## Exercise task
Go through the entries and transcribe each one exactly, dropping the pictures.

BEGIN

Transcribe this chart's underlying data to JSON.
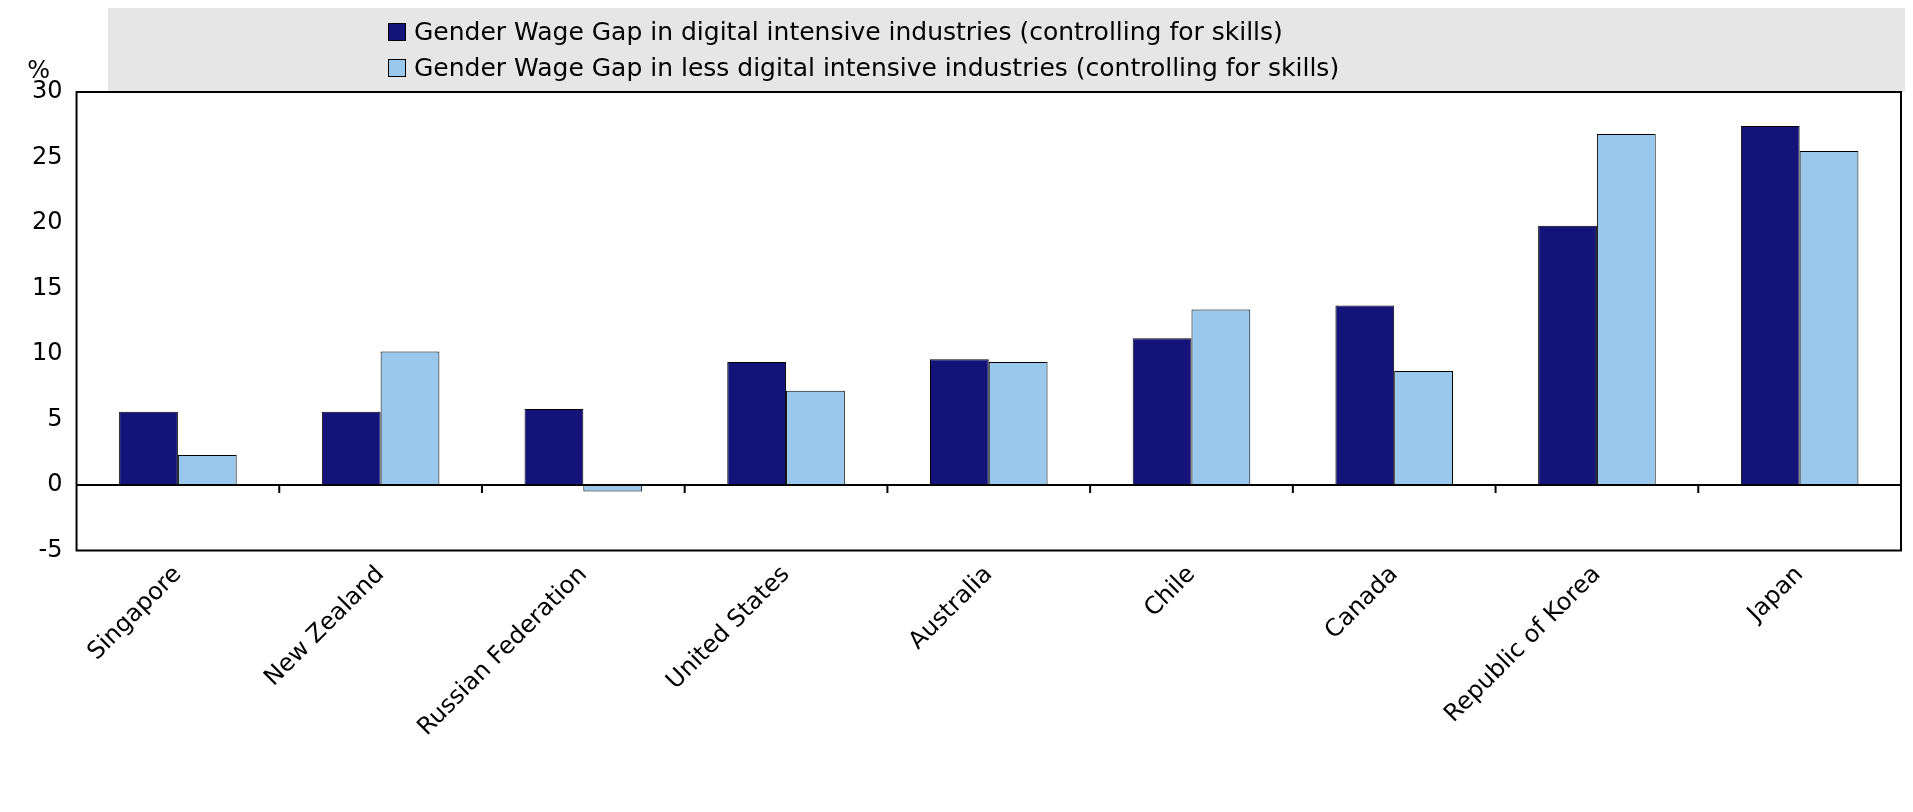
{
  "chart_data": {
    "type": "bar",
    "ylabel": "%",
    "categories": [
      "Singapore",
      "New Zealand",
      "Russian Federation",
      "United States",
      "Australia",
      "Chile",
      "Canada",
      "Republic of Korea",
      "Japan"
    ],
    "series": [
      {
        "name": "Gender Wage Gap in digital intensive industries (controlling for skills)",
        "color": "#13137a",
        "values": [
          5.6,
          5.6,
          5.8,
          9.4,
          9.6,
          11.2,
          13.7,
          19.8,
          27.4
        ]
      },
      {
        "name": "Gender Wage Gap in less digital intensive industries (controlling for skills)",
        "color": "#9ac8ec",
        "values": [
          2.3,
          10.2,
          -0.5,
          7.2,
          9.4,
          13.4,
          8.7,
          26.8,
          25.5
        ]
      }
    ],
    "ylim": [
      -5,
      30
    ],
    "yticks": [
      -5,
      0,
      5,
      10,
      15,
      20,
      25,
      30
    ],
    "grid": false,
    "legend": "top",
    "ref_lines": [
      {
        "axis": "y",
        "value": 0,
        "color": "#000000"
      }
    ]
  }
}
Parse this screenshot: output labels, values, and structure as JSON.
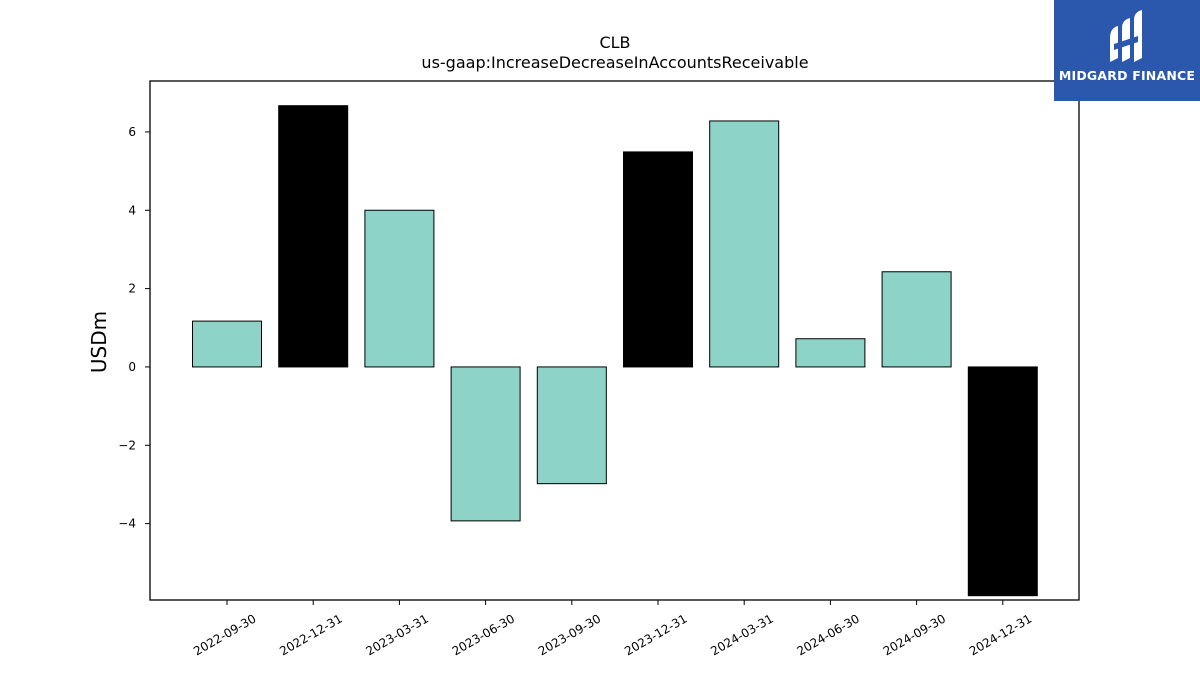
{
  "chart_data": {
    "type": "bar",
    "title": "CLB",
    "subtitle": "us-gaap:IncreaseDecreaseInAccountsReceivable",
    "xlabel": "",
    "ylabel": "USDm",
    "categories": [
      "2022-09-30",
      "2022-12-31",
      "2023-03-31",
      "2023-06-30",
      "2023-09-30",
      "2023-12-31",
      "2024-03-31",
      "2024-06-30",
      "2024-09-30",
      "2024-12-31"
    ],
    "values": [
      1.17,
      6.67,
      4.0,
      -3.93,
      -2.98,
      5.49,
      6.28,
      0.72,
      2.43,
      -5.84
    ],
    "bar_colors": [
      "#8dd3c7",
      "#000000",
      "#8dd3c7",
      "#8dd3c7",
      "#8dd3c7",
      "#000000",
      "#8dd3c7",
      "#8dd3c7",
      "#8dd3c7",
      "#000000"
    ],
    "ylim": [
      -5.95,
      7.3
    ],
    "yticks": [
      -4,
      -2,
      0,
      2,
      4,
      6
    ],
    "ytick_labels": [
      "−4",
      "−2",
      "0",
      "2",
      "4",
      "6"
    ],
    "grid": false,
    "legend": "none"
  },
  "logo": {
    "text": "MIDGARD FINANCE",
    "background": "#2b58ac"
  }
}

END

## Solved exercise
Transcribe this chart's underlying data to JSON.
{
  "chart_data": {
    "type": "bar",
    "ylabel": "%",
    "categories": [
      "Singapore",
      "New Zealand",
      "Russian Federation",
      "United States",
      "Australia",
      "Chile",
      "Canada",
      "Republic of Korea",
      "Japan"
    ],
    "series": [
      {
        "name": "Gender Wage Gap in digital intensive industries (controlling for skills)",
        "color": "#13137a",
        "values": [
          5.6,
          5.6,
          5.8,
          9.4,
          9.6,
          11.2,
          13.7,
          19.8,
          27.4
        ]
      },
      {
        "name": "Gender Wage Gap in less digital intensive industries (controlling for skills)",
        "color": "#9ac8ec",
        "values": [
          2.3,
          10.2,
          -0.5,
          7.2,
          9.4,
          13.4,
          8.7,
          26.8,
          25.5
        ]
      }
    ],
    "ylim": [
      -5,
      30
    ],
    "yticks": [
      -5,
      0,
      5,
      10,
      15,
      20,
      25,
      30
    ],
    "grid": false,
    "legend": "top",
    "ref_lines": [
      {
        "axis": "y",
        "value": 0,
        "color": "#000000"
      }
    ]
  }
}
Parse this screenshot: output labels, values, and structure as JSON.
{
  "chart_data": {
    "type": "bar",
    "title": "CLB",
    "subtitle": "us-gaap:IncreaseDecreaseInAccountsReceivable",
    "xlabel": "",
    "ylabel": "USDm",
    "categories": [
      "2022-09-30",
      "2022-12-31",
      "2023-03-31",
      "2023-06-30",
      "2023-09-30",
      "2023-12-31",
      "2024-03-31",
      "2024-06-30",
      "2024-09-30",
      "2024-12-31"
    ],
    "values": [
      1.17,
      6.67,
      4.0,
      -3.93,
      -2.98,
      5.49,
      6.28,
      0.72,
      2.43,
      -5.84
    ],
    "bar_colors": [
      "#8dd3c7",
      "#000000",
      "#8dd3c7",
      "#8dd3c7",
      "#8dd3c7",
      "#000000",
      "#8dd3c7",
      "#8dd3c7",
      "#8dd3c7",
      "#000000"
    ],
    "ylim": [
      -5.95,
      7.3
    ],
    "yticks": [
      -4,
      -2,
      0,
      2,
      4,
      6
    ],
    "ytick_labels": [
      "−4",
      "−2",
      "0",
      "2",
      "4",
      "6"
    ],
    "grid": false,
    "legend": "none"
  },
  "logo": {
    "text": "MIDGARD FINANCE",
    "background": "#2b58ac"
  }
}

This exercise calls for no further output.